What is the number of lines in the data holding the word "noch"? Give that number by itself.

___ RECORDS SUPPLIED

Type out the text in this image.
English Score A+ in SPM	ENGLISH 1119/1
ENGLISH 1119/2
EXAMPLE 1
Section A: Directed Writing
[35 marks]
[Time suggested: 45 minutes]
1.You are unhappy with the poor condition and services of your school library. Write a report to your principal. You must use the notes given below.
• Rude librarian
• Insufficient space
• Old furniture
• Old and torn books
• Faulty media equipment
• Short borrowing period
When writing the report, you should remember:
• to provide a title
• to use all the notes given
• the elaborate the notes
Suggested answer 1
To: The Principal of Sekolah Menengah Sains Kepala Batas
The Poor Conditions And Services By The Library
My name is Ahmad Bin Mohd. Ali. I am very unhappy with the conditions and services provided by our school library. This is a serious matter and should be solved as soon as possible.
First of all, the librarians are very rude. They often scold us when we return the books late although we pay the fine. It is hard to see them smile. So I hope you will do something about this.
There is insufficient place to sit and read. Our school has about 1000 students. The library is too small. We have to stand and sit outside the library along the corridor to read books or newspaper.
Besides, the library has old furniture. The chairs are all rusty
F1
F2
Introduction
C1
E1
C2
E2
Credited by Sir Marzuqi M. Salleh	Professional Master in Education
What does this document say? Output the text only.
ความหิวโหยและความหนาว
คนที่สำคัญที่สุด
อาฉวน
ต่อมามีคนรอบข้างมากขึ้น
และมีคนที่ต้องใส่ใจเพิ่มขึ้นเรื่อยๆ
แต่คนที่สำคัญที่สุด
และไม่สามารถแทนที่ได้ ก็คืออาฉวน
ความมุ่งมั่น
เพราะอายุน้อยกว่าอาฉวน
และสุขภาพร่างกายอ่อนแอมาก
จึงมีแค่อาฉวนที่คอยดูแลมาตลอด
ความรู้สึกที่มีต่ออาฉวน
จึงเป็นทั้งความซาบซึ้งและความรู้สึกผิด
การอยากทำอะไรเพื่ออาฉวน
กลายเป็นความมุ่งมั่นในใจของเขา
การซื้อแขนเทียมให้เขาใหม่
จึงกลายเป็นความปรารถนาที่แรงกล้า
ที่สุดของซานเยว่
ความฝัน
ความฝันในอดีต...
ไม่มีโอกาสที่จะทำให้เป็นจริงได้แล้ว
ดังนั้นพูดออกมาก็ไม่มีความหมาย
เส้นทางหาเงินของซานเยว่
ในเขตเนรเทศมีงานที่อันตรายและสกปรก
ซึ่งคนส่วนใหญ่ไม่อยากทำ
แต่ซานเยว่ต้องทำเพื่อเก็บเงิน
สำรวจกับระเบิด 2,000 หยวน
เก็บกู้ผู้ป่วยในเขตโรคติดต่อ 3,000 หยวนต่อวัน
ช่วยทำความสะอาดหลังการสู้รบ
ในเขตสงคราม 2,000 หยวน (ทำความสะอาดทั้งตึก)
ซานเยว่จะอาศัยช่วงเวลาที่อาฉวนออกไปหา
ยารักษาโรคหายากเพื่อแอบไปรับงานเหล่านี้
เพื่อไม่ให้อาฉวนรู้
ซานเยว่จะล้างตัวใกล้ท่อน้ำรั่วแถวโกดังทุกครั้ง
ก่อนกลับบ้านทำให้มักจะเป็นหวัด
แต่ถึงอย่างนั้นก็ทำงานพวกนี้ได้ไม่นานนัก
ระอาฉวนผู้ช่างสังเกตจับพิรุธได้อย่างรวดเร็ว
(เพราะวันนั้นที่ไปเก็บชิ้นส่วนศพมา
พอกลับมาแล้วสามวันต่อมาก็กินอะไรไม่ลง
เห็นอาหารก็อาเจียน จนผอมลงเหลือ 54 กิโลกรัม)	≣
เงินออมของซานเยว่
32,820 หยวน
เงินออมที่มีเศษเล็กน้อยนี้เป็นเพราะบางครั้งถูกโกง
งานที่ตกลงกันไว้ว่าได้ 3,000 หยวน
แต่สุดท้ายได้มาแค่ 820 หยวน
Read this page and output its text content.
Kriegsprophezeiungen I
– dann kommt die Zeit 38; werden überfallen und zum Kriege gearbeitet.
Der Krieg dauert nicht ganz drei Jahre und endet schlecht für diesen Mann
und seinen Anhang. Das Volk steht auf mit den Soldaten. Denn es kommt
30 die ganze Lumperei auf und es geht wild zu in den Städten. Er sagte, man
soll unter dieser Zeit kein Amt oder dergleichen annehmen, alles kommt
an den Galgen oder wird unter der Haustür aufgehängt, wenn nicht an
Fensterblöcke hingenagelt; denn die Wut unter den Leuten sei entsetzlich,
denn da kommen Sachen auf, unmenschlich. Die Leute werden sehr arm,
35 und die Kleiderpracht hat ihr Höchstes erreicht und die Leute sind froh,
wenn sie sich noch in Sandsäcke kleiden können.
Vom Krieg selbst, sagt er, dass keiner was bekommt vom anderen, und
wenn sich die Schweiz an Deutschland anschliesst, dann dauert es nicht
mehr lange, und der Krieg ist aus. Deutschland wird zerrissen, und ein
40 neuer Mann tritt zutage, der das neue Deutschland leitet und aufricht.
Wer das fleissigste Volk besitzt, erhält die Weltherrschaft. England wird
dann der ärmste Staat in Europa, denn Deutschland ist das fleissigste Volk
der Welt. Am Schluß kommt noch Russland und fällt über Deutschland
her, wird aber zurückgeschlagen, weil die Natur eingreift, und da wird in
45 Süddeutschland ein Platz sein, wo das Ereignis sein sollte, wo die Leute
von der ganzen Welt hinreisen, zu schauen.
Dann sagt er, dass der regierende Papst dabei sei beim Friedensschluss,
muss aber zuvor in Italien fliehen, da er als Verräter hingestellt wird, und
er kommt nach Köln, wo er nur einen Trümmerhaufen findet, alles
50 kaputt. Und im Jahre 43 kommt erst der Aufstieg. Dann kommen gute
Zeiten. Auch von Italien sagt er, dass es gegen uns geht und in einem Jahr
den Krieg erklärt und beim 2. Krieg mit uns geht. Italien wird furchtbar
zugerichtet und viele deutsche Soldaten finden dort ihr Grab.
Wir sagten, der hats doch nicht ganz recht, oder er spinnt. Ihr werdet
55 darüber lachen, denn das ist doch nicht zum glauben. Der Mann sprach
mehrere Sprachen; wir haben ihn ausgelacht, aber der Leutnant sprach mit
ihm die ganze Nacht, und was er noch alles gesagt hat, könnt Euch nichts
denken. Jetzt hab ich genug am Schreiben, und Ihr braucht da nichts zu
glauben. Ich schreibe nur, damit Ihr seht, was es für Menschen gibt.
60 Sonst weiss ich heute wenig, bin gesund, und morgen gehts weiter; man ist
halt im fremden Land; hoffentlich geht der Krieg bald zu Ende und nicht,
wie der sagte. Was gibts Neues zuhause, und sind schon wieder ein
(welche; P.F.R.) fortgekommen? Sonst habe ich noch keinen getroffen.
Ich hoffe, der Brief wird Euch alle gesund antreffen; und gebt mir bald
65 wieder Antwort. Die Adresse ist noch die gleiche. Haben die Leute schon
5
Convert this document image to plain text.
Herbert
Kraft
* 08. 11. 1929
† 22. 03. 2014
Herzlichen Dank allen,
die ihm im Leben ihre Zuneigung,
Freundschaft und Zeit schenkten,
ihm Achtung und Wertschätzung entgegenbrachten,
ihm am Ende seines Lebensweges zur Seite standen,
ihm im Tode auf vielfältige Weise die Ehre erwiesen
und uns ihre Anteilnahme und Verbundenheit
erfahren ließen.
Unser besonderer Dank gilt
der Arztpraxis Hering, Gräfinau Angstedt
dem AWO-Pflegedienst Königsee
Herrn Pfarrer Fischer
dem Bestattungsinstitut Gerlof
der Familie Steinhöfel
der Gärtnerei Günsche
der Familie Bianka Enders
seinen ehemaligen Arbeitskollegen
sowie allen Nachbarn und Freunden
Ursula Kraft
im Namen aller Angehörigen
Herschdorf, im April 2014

______

◆ RIGHT ANSWER
5